▶ The task: Your task is to copy every line of the entries that contains "times".

▶ Task material:
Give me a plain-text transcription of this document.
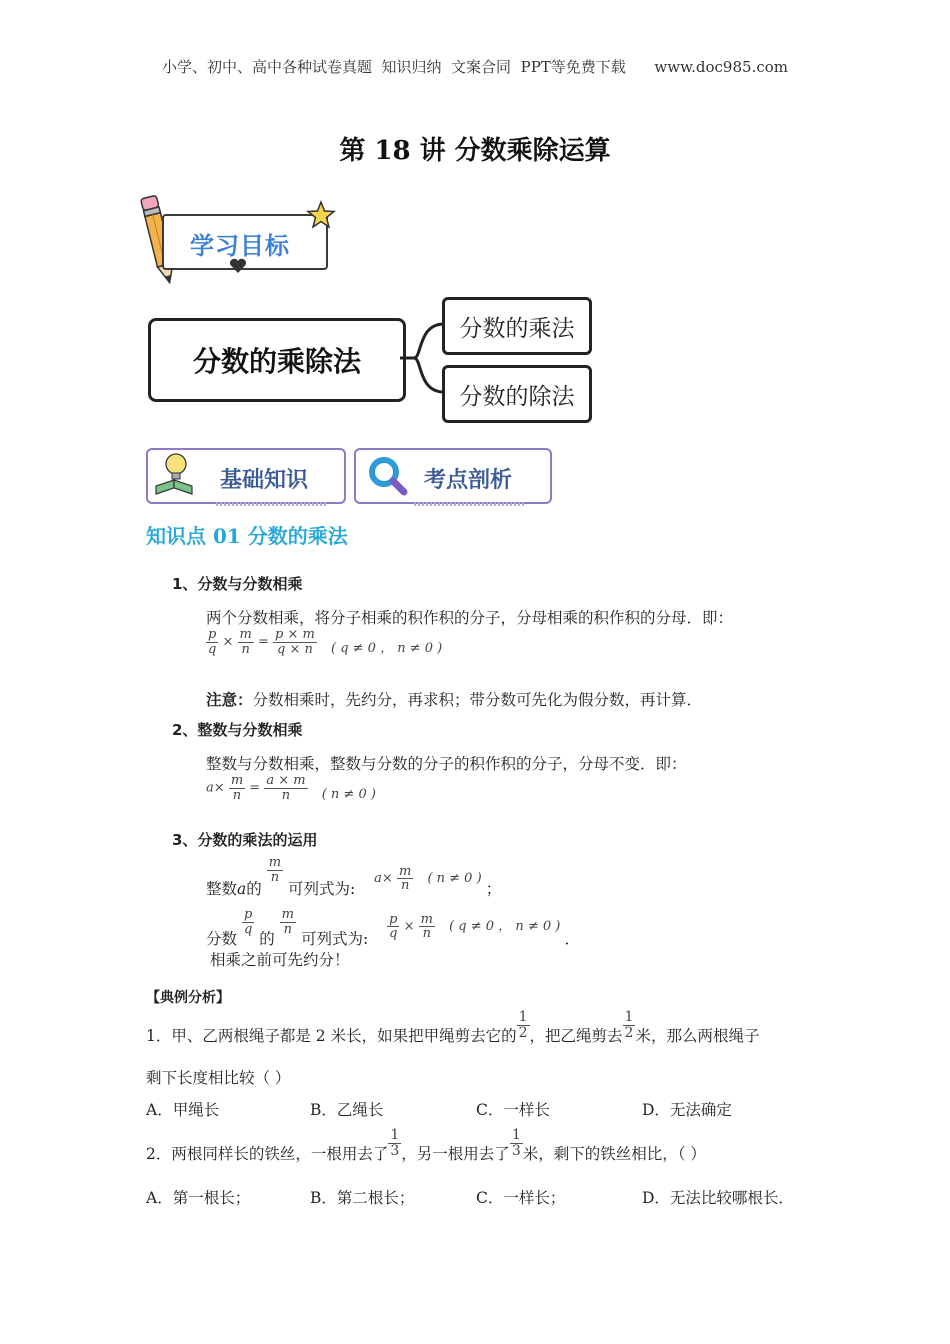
小学、初中、高中各种试卷真题  知识归纳  文案合同  PPT等免费下载      www.doc985.com
第 18 讲 分数乘除运算
学习目标
分数的乘除法
分数的乘法
分数的除法
基础知识	考点剖析
知识点 01 分数的乘法
1、分数与分数相乘
两个分数相乘，将分子相乘的积作积的分子，分母相乘的积作积的分母．即：
$\frac{p}{q} \times \frac{m}{n} = \frac{p \times m}{q \times n}$ ( q ≠ 0 ， n ≠ 0 )
注意：分数相乘时，先约分，再求积；带分数可先化为假分数，再计算．
2、整数与分数相乘
整数与分数相乘，整数与分数的分子的积作积的分子，分母不变．即：
$a\times \frac{m}{n} = \frac{a \times m}{n}$ ( n ≠ 0 )
3、分数的乘法的运用
整数a的
$\frac{m}{n}$
可列式为: $_{a\times \frac{m}{n} ( n \ne 0 )}$ ；
分数
$\frac{p}{q}$
的
$\frac{m}{n}$
可列式为: $_{\frac{p}{q} \times \frac{m}{n} ( q \ne 0 , n \ne 0 )}$ ．
相乘之前可先约分！
【典例分析】
1．甲、乙两根绳子都是 2 米长，如果把甲绳剪去它的 $\frac{1}{2}$ ，把乙绳剪去 $\frac{1}{2}$ 米，那么两根绳子
剩下长度相比较（ ）
A．甲绳长	B．乙绳长	C．一样长	D．无法确定
2．两根同样长的铁丝，一根用去了 $\frac{1}{3}$ ，另一根用去了 $\frac{1}{3}$ 米，剩下的铁丝相比，（ ）
A．第一根长；	B．第二根长；	C．一样长；	D．无法比较哪根长．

▶ Result for this task:
$\frac{p}{q} \times \frac{m}{n} = \frac{p \times m}{q \times n}$ ( q ≠ 0 ， n ≠ 0 )
$a\times \frac{m}{n} = \frac{a \times m}{n}$ ( n ≠ 0 )
可列式为: $_{a\times \frac{m}{n} ( n \ne 0 )}$ ；
可列式为: $_{\frac{p}{q} \times \frac{m}{n} ( q \ne 0 , n \ne 0 )}$ ．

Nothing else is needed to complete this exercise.